__Given data__:
|---|

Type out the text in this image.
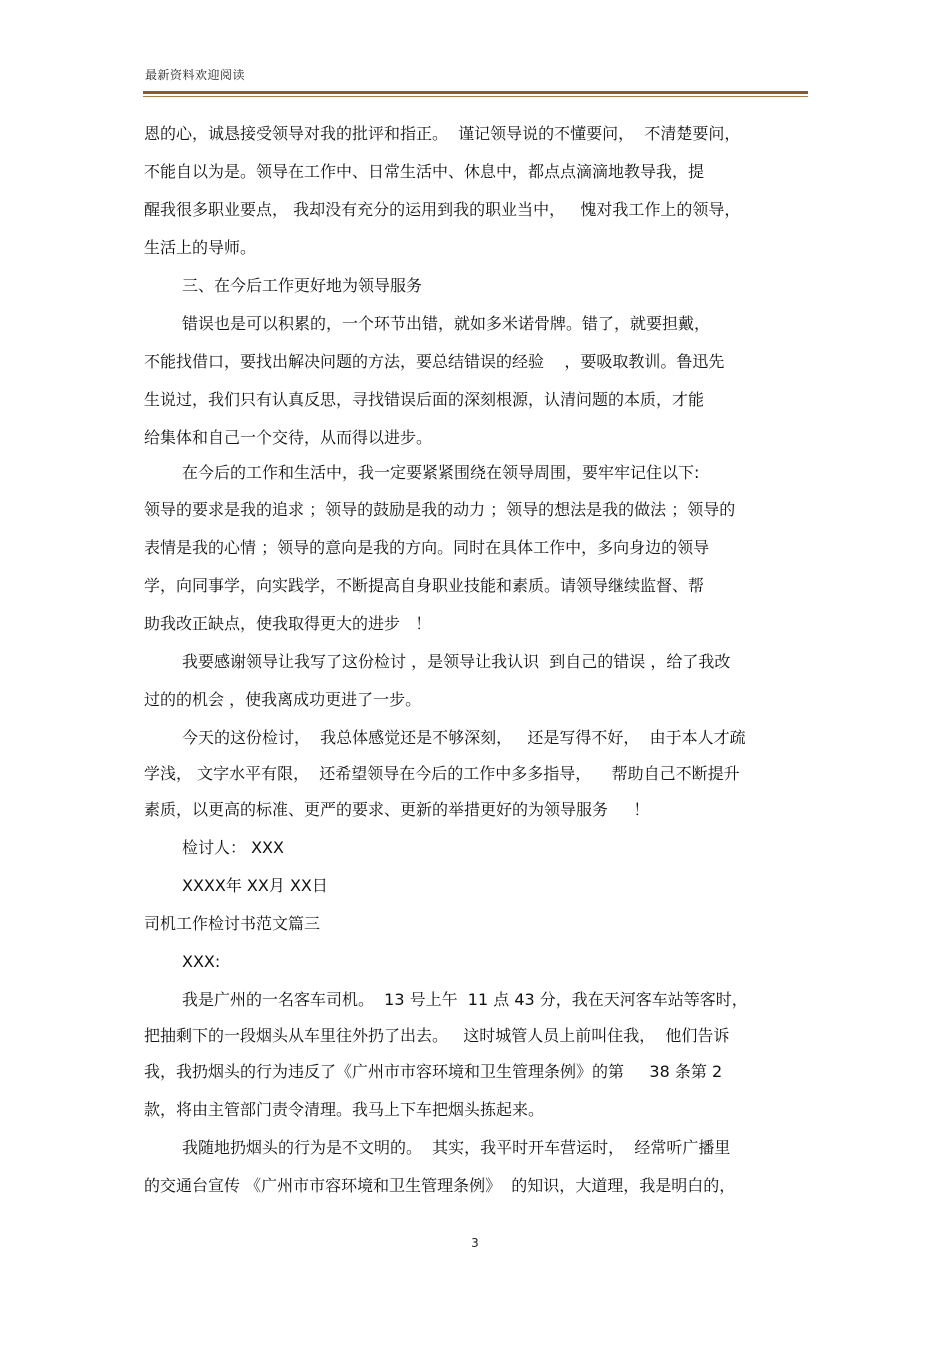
最新资料欢迎阅读
恩的心，诚恳接受领导对我的批评和指正。  谨记领导说的不懂要问，  不清楚要问，
不能自以为是。领导在工作中、日常生活中、休息中，都点点滴滴地教导我，提
醒我很多职业要点， 我却没有充分的运用到我的职业当中，   愧对我工作上的领导，
生活上的导师。
三、在今后工作更好地为领导服务
错误也是可以积累的，一个环节出错，就如多米诺骨牌。错了，就要担戴，
不能找借口，要找出解决问题的方法，要总结错误的经验    ，要吸取教训。鲁迅先
生说过，我们只有认真反思，寻找错误后面的深刻根源，认清问题的本质，才能
给集体和自己一个交待，从而得以进步。
在今后的工作和生活中，我一定要紧紧围绕在领导周围，要牢牢记住以下:
领导的要求是我的追求 ；领导的鼓励是我的动力 ；领导的想法是我的做法 ；领导的
表情是我的心情 ；领导的意向是我的方向。同时在具体工作中，多向身边的领导
学，向同事学，向实践学，不断提高自身职业技能和素质。请领导继续监督、帮
助我改正缺点，使我取得更大的进步   ！
我要感谢领导让我写了这份检讨 ，是领导让我认识  到自己的错误 ，给了我改
过的的机会 ，使我离成功更进了一步。
今天的这份检讨，  我总体感觉还是不够深刻，   还是写得不好，  由于本人才疏
学浅， 文字水平有限，  还希望领导在今后的工作中多多指导，    帮助自己不断提升
素质，以更高的标准、更严的要求、更新的举措更好的为领导服务     ！
检讨人： XXX
XXXX年 XX月 XX日
司机工作检讨书范文篇三
XXX:
我是广州的一名客车司机。  13 号上午  11 点 43 分，我在天河客车站等客时，
把抽剩下的一段烟头从车里往外扔了出去。   这时城管人员上前叫住我，  他们告诉
我，我扔烟头的行为违反了《广州市市容环境和卫生管理条例》的第     38 条第 2
款，将由主管部门责令清理。我马上下车把烟头拣起来。
我随地扔烟头的行为是不文明的。  其实，我平时开车营运时，  经常听广播里
的交通台宣传 《广州市市容环境和卫生管理条例》  的知识，大道理，我是明白的，
3
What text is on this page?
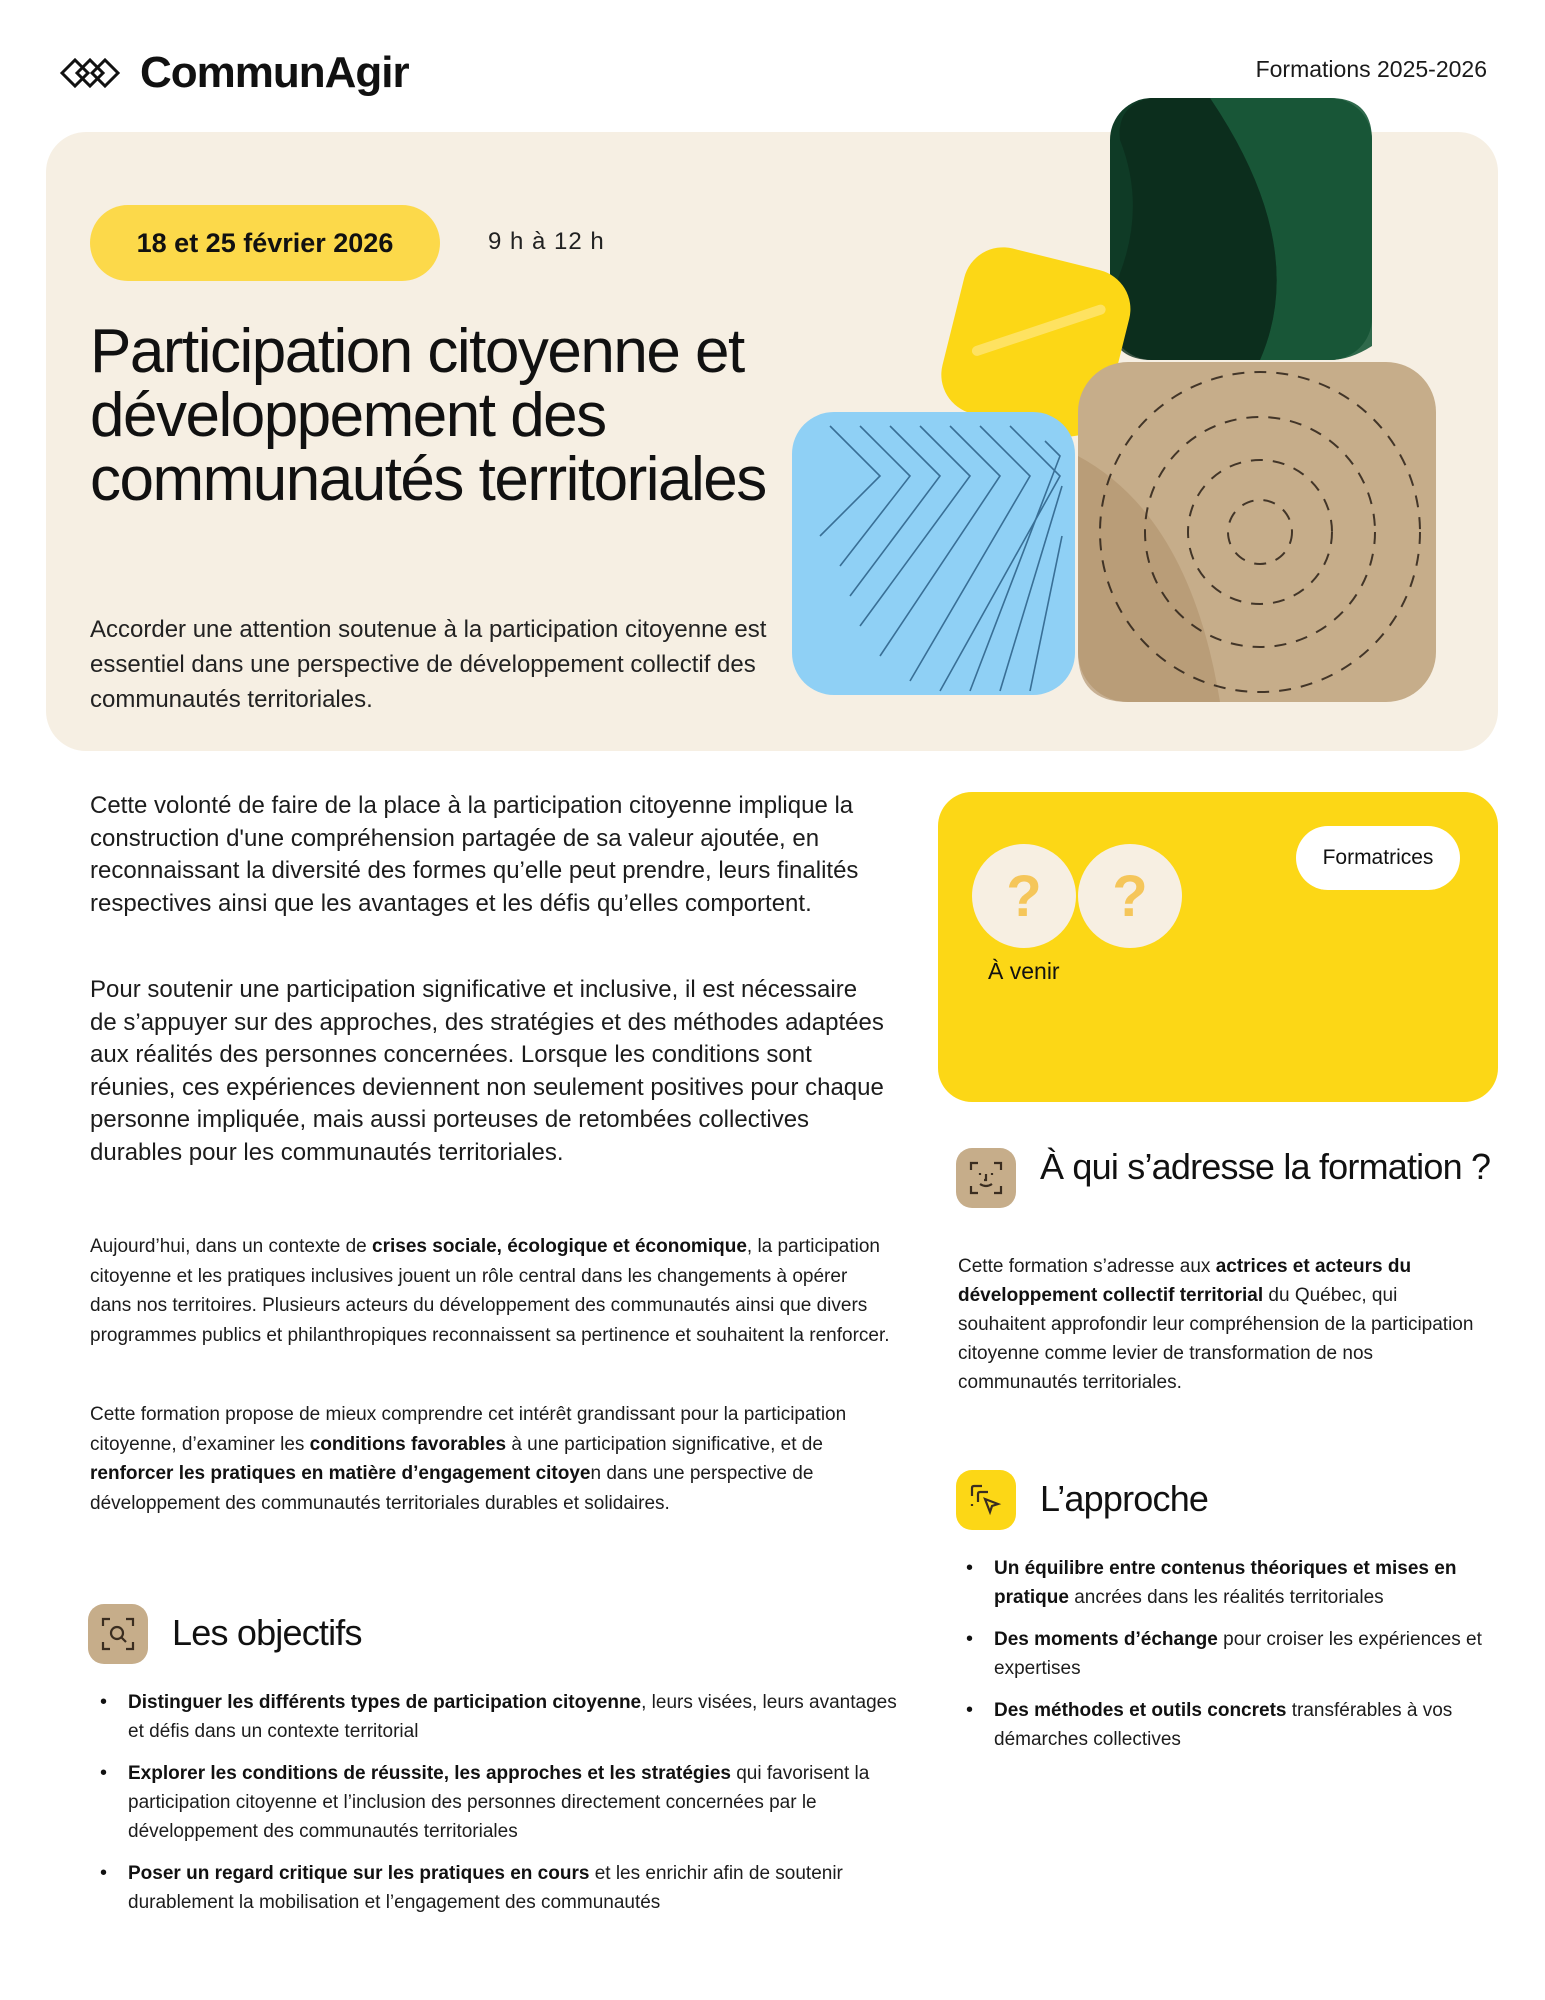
CommunAgir	Formations 2025-2026
18 et 25 février 2026	9 h à 12 h
Participation citoyenne et développement des communautés territoriales
Accorder une attention soutenue à la participation citoyenne est essentiel dans une perspective de développement collectif des communautés territoriales.

Cette volonté de faire de la place à la participation citoyenne implique la construction d'une compréhension partagée de sa valeur ajoutée, en reconnaissant la diversité des formes qu’elle peut prendre, leurs finalités respectives ainsi que les avantages et les défis qu’elles comportent.

Pour soutenir une participation significative et inclusive, il est nécessaire de s’appuyer sur des approches, des stratégies et des méthodes adaptées aux réalités des personnes concernées. Lorsque les conditions sont réunies, ces expériences deviennent non seulement positives pour chaque personne impliquée, mais aussi porteuses de retombées collectives durables pour les communautés territoriales.

Aujourd’hui, dans un contexte de crises sociale, écologique et économique, la participation citoyenne et les pratiques inclusives jouent un rôle central dans les changements à opérer dans nos territoires. Plusieurs acteurs du développement des communautés ainsi que divers programmes publics et philanthropiques reconnaissent sa pertinence et souhaitent la renforcer.

Cette formation propose de mieux comprendre cet intérêt grandissant pour la participation citoyenne, d’examiner les conditions favorables à une participation significative, et de renforcer les pratiques en matière d’engagement citoyen dans une perspective de développement des communautés territoriales durables et solidaires.

Les objectifs
• Distinguer les différents types de participation citoyenne, leurs visées, leurs avantages et défis dans un contexte territorial
• Explorer les conditions de réussite, les approches et les stratégies qui favorisent la participation citoyenne et l’inclusion des personnes directement concernées par le développement des communautés territoriales
• Poser un regard critique sur les pratiques en cours et les enrichir afin de soutenir durablement la mobilisation et l’engagement des communautés
?	?
Formatrices
À venir
À qui s’adresse la formation ?

Cette formation s’adresse aux actrices et acteurs du développement collectif territorial du Québec, qui souhaitent approfondir leur compréhension de la participation citoyenne comme levier de transformation de nos communautés territoriales.

L’approche
• Un équilibre entre contenus théoriques et mises en pratique ancrées dans les réalités territoriales
• Des moments d’échange pour croiser les expériences et expertises
• Des méthodes et outils concrets transférables à vos démarches collectives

|---|

__Work to be completed__: Leave out the pictures and print each record exactly as it stands.

__Task answer__:
Type out the text in this image.
最新资料欢迎阅读
恩的心，诚恳接受领导对我的批评和指正。  谨记领导说的不懂要问，  不清楚要问，
不能自以为是。领导在工作中、日常生活中、休息中，都点点滴滴地教导我，提
醒我很多职业要点， 我却没有充分的运用到我的职业当中，   愧对我工作上的领导，
生活上的导师。
三、在今后工作更好地为领导服务
错误也是可以积累的，一个环节出错，就如多米诺骨牌。错了，就要担戴，
不能找借口，要找出解决问题的方法，要总结错误的经验    ，要吸取教训。鲁迅先
生说过，我们只有认真反思，寻找错误后面的深刻根源，认清问题的本质，才能
给集体和自己一个交待，从而得以进步。
在今后的工作和生活中，我一定要紧紧围绕在领导周围，要牢牢记住以下:
领导的要求是我的追求 ；领导的鼓励是我的动力 ；领导的想法是我的做法 ；领导的
表情是我的心情 ；领导的意向是我的方向。同时在具体工作中，多向身边的领导
学，向同事学，向实践学，不断提高自身职业技能和素质。请领导继续监督、帮
助我改正缺点，使我取得更大的进步   ！
我要感谢领导让我写了这份检讨 ，是领导让我认识  到自己的错误 ，给了我改
过的的机会 ，使我离成功更进了一步。
今天的这份检讨，  我总体感觉还是不够深刻，   还是写得不好，  由于本人才疏
学浅， 文字水平有限，  还希望领导在今后的工作中多多指导，    帮助自己不断提升
素质，以更高的标准、更严的要求、更新的举措更好的为领导服务     ！
检讨人： XXX
XXXX年 XX月 XX日
司机工作检讨书范文篇三
XXX:
我是广州的一名客车司机。  13 号上午  11 点 43 分，我在天河客车站等客时，
把抽剩下的一段烟头从车里往外扔了出去。   这时城管人员上前叫住我，  他们告诉
我，我扔烟头的行为违反了《广州市市容环境和卫生管理条例》的第     38 条第 2
款，将由主管部门责令清理。我马上下车把烟头拣起来。
我随地扔烟头的行为是不文明的。  其实，我平时开车营运时，  经常听广播里
的交通台宣传 《广州市市容环境和卫生管理条例》  的知识，大道理，我是明白的，
3
What text is on this page?
CommunAgir	Formations 2025-2026
18 et 25 février 2026	9 h à 12 h
Participation citoyenne et développement des communautés territoriales
Accorder une attention soutenue à la participation citoyenne est essentiel dans une perspective de développement collectif des communautés territoriales.

Cette volonté de faire de la place à la participation citoyenne implique la construction d'une compréhension partagée de sa valeur ajoutée, en reconnaissant la diversité des formes qu’elle peut prendre, leurs finalités respectives ainsi que les avantages et les défis qu’elles comportent.

Pour soutenir une participation significative et inclusive, il est nécessaire de s’appuyer sur des approches, des stratégies et des méthodes adaptées aux réalités des personnes concernées. Lorsque les conditions sont réunies, ces expériences deviennent non seulement positives pour chaque personne impliquée, mais aussi porteuses de retombées collectives durables pour les communautés territoriales.

Aujourd’hui, dans un contexte de crises sociale, écologique et économique, la participation citoyenne et les pratiques inclusives jouent un rôle central dans les changements à opérer dans nos territoires. Plusieurs acteurs du développement des communautés ainsi que divers programmes publics et philanthropiques reconnaissent sa pertinence et souhaitent la renforcer.

Cette formation propose de mieux comprendre cet intérêt grandissant pour la participation citoyenne, d’examiner les conditions favorables à une participation significative, et de renforcer les pratiques en matière d’engagement citoyen dans une perspective de développement des communautés territoriales durables et solidaires.

Les objectifs
• Distinguer les différents types de participation citoyenne, leurs visées, leurs avantages et défis dans un contexte territorial
• Explorer les conditions de réussite, les approches et les stratégies qui favorisent la participation citoyenne et l’inclusion des personnes directement concernées par le développement des communautés territoriales
• Poser un regard critique sur les pratiques en cours et les enrichir afin de soutenir durablement la mobilisation et l’engagement des communautés
?	?
Formatrices
À venir
À qui s’adresse la formation ?

Cette formation s’adresse aux actrices et acteurs du développement collectif territorial du Québec, qui souhaitent approfondir leur compréhension de la participation citoyenne comme levier de transformation de nos communautés territoriales.

L’approche
• Un équilibre entre contenus théoriques et mises en pratique ancrées dans les réalités territoriales
• Des moments d’échange pour croiser les expériences et expertises
• Des méthodes et outils concrets transférables à vos démarches collectives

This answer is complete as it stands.